* _REQUIREMENT_
Write the material out again exactly.

* start *

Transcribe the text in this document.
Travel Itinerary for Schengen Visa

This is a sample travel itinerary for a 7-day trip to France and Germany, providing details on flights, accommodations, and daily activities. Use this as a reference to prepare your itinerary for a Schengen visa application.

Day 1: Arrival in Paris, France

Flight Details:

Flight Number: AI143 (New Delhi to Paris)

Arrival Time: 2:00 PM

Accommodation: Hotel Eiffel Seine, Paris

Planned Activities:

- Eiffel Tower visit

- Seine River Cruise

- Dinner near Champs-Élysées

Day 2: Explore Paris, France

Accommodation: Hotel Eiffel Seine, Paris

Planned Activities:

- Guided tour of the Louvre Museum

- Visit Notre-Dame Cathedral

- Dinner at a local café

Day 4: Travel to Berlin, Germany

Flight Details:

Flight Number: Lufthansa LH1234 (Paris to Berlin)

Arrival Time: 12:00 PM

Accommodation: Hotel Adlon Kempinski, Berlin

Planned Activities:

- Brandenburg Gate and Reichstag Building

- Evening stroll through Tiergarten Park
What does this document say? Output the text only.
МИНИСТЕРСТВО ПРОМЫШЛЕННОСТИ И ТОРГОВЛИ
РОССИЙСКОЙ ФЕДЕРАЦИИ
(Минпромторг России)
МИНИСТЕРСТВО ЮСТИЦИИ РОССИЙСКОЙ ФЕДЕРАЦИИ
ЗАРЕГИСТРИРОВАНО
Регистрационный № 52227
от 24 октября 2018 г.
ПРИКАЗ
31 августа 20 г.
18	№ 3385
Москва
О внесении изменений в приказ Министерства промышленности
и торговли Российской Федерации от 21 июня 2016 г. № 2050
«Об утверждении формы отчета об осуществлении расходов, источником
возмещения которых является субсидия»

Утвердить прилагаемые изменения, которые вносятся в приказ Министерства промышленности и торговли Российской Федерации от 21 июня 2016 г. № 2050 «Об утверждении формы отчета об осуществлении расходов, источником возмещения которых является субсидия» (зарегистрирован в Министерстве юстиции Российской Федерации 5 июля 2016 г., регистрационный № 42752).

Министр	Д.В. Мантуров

* end *

* _ANSWER FOR THE TASK_
Transcribe the text in this document.
Travel Itinerary for Schengen Visa

This is a sample travel itinerary for a 7-day trip to France and Germany, providing details on flights, accommodations, and daily activities. Use this as a reference to prepare your itinerary for a Schengen visa application.

Day 1: Arrival in Paris, France

Flight Details:

Flight Number: AI143 (New Delhi to Paris)

Arrival Time: 2:00 PM

Accommodation: Hotel Eiffel Seine, Paris

Planned Activities:

- Eiffel Tower visit

- Seine River Cruise

- Dinner near Champs-Élysées

Day 2: Explore Paris, France

Accommodation: Hotel Eiffel Seine, Paris

Planned Activities:

- Guided tour of the Louvre Museum

- Visit Notre-Dame Cathedral

- Dinner at a local café

Day 4: Travel to Berlin, Germany

Flight Details:

Flight Number: Lufthansa LH1234 (Paris to Berlin)

Arrival Time: 12:00 PM

Accommodation: Hotel Adlon Kempinski, Berlin

Planned Activities:

- Brandenburg Gate and Reichstag Building

- Evening stroll through Tiergarten Park
What does this document say? Output the text only.
МИНИСТЕРСТВО ПРОМЫШЛЕННОСТИ И ТОРГОВЛИ
РОССИЙСКОЙ ФЕДЕРАЦИИ
(Минпромторг России)
МИНИСТЕРСТВО ЮСТИЦИИ РОССИЙСКОЙ ФЕДЕРАЦИИ
ЗАРЕГИСТРИРОВАНО
Регистрационный № 52227
от 24 октября 2018 г.
ПРИКАЗ
31 августа 20 г.
18	№ 3385
Москва
О внесении изменений в приказ Министерства промышленности
и торговли Российской Федерации от 21 июня 2016 г. № 2050
«Об утверждении формы отчета об осуществлении расходов, источником
возмещения которых является субсидия»

Утвердить прилагаемые изменения, которые вносятся в приказ Министерства промышленности и торговли Российской Федерации от 21 июня 2016 г. № 2050 «Об утверждении формы отчета об осуществлении расходов, источником возмещения которых является субсидия» (зарегистрирован в Министерстве юстиции Российской Федерации 5 июля 2016 г., регистрационный № 42752).

Министр	Д.В. Мантуров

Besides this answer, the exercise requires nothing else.